──────── Input rows

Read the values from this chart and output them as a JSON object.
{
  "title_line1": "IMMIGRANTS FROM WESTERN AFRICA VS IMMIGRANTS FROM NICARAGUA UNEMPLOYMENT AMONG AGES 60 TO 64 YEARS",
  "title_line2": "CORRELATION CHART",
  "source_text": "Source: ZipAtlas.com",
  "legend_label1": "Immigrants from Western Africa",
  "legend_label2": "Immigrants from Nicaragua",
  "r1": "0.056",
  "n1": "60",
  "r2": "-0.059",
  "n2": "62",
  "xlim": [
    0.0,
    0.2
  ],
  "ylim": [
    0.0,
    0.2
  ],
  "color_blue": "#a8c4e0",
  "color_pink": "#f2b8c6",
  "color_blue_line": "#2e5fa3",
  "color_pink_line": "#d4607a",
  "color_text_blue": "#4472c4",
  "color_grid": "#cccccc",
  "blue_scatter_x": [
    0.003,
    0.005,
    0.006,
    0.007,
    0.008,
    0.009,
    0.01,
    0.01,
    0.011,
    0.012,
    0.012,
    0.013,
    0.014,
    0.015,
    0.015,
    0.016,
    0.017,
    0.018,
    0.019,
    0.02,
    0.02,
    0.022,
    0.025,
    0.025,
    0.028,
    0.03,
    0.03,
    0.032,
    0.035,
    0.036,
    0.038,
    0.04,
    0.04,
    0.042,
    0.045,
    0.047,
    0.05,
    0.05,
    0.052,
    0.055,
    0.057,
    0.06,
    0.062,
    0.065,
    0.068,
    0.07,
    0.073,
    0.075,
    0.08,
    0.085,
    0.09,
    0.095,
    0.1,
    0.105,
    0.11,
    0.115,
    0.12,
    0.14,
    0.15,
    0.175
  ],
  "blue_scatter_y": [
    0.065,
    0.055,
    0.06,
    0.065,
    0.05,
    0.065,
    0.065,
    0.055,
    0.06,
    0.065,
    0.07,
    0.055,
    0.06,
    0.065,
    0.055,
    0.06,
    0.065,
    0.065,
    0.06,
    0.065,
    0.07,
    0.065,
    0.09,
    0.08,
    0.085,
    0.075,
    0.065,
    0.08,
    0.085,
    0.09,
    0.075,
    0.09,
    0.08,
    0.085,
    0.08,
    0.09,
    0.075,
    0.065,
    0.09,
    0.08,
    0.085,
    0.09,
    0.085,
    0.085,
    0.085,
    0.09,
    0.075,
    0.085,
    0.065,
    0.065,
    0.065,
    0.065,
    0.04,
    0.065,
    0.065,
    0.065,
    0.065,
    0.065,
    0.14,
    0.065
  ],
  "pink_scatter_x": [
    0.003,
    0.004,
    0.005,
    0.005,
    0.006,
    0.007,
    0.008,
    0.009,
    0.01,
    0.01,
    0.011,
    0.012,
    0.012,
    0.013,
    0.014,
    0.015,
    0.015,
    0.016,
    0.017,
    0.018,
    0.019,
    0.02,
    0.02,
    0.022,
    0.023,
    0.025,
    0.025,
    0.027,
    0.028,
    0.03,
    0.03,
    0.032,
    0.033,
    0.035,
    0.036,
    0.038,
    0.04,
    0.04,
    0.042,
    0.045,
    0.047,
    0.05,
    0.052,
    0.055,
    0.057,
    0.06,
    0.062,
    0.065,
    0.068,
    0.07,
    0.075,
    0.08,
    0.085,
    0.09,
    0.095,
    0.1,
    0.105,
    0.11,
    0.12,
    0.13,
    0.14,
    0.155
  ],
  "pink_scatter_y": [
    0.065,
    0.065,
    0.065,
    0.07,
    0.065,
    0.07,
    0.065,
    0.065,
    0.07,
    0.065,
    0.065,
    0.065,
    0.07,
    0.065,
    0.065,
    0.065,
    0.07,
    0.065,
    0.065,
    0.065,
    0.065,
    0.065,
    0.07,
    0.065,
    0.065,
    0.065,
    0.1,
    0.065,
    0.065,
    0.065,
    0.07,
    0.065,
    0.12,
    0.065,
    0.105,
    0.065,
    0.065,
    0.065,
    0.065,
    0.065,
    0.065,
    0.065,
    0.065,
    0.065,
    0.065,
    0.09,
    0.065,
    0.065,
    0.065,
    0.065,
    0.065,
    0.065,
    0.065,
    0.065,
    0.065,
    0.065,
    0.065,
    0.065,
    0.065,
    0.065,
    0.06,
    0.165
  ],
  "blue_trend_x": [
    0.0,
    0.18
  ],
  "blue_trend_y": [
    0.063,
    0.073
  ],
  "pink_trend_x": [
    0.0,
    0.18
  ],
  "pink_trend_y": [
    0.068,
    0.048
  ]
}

────────────────

• [What you are asked to do]:
Copy out each line exactly.

• [Written reply]:
Read the values from this chart and output them as a JSON object.
{
  "title_line1": "IMMIGRANTS FROM WESTERN AFRICA VS IMMIGRANTS FROM NICARAGUA UNEMPLOYMENT AMONG AGES 60 TO 64 YEARS",
  "title_line2": "CORRELATION CHART",
  "source_text": "Source: ZipAtlas.com",
  "legend_label1": "Immigrants from Western Africa",
  "legend_label2": "Immigrants from Nicaragua",
  "r1": "0.056",
  "n1": "60",
  "r2": "-0.059",
  "n2": "62",
  "xlim": [
    0.0,
    0.2
  ],
  "ylim": [
    0.0,
    0.2
  ],
  "color_blue": "#a8c4e0",
  "color_pink": "#f2b8c6",
  "color_blue_line": "#2e5fa3",
  "color_pink_line": "#d4607a",
  "color_text_blue": "#4472c4",
  "color_grid": "#cccccc",
  "blue_scatter_x": [
    0.003,
    0.005,
    0.006,
    0.007,
    0.008,
    0.009,
    0.01,
    0.01,
    0.011,
    0.012,
    0.012,
    0.013,
    0.014,
    0.015,
    0.015,
    0.016,
    0.017,
    0.018,
    0.019,
    0.02,
    0.02,
    0.022,
    0.025,
    0.025,
    0.028,
    0.03,
    0.03,
    0.032,
    0.035,
    0.036,
    0.038,
    0.04,
    0.04,
    0.042,
    0.045,
    0.047,
    0.05,
    0.05,
    0.052,
    0.055,
    0.057,
    0.06,
    0.062,
    0.065,
    0.068,
    0.07,
    0.073,
    0.075,
    0.08,
    0.085,
    0.09,
    0.095,
    0.1,
    0.105,
    0.11,
    0.115,
    0.12,
    0.14,
    0.15,
    0.175
  ],
  "blue_scatter_y": [
    0.065,
    0.055,
    0.06,
    0.065,
    0.05,
    0.065,
    0.065,
    0.055,
    0.06,
    0.065,
    0.07,
    0.055,
    0.06,
    0.065,
    0.055,
    0.06,
    0.065,
    0.065,
    0.06,
    0.065,
    0.07,
    0.065,
    0.09,
    0.08,
    0.085,
    0.075,
    0.065,
    0.08,
    0.085,
    0.09,
    0.075,
    0.09,
    0.08,
    0.085,
    0.08,
    0.09,
    0.075,
    0.065,
    0.09,
    0.08,
    0.085,
    0.09,
    0.085,
    0.085,
    0.085,
    0.09,
    0.075,
    0.085,
    0.065,
    0.065,
    0.065,
    0.065,
    0.04,
    0.065,
    0.065,
    0.065,
    0.065,
    0.065,
    0.14,
    0.065
  ],
  "pink_scatter_x": [
    0.003,
    0.004,
    0.005,
    0.005,
    0.006,
    0.007,
    0.008,
    0.009,
    0.01,
    0.01,
    0.011,
    0.012,
    0.012,
    0.013,
    0.014,
    0.015,
    0.015,
    0.016,
    0.017,
    0.018,
    0.019,
    0.02,
    0.02,
    0.022,
    0.023,
    0.025,
    0.025,
    0.027,
    0.028,
    0.03,
    0.03,
    0.032,
    0.033,
    0.035,
    0.036,
    0.038,
    0.04,
    0.04,
    0.042,
    0.045,
    0.047,
    0.05,
    0.052,
    0.055,
    0.057,
    0.06,
    0.062,
    0.065,
    0.068,
    0.07,
    0.075,
    0.08,
    0.085,
    0.09,
    0.095,
    0.1,
    0.105,
    0.11,
    0.12,
    0.13,
    0.14,
    0.155
  ],
  "pink_scatter_y": [
    0.065,
    0.065,
    0.065,
    0.07,
    0.065,
    0.07,
    0.065,
    0.065,
    0.07,
    0.065,
    0.065,
    0.065,
    0.07,
    0.065,
    0.065,
    0.065,
    0.07,
    0.065,
    0.065,
    0.065,
    0.065,
    0.065,
    0.07,
    0.065,
    0.065,
    0.065,
    0.1,
    0.065,
    0.065,
    0.065,
    0.07,
    0.065,
    0.12,
    0.065,
    0.105,
    0.065,
    0.065,
    0.065,
    0.065,
    0.065,
    0.065,
    0.065,
    0.065,
    0.065,
    0.065,
    0.09,
    0.065,
    0.065,
    0.065,
    0.065,
    0.065,
    0.065,
    0.065,
    0.065,
    0.065,
    0.065,
    0.065,
    0.065,
    0.065,
    0.065,
    0.06,
    0.165
  ],
  "blue_trend_x": [
    0.0,
    0.18
  ],
  "blue_trend_y": [
    0.063,
    0.073
  ],
  "pink_trend_x": [
    0.0,
    0.18
  ],
  "pink_trend_y": [
    0.068,
    0.048
  ]
}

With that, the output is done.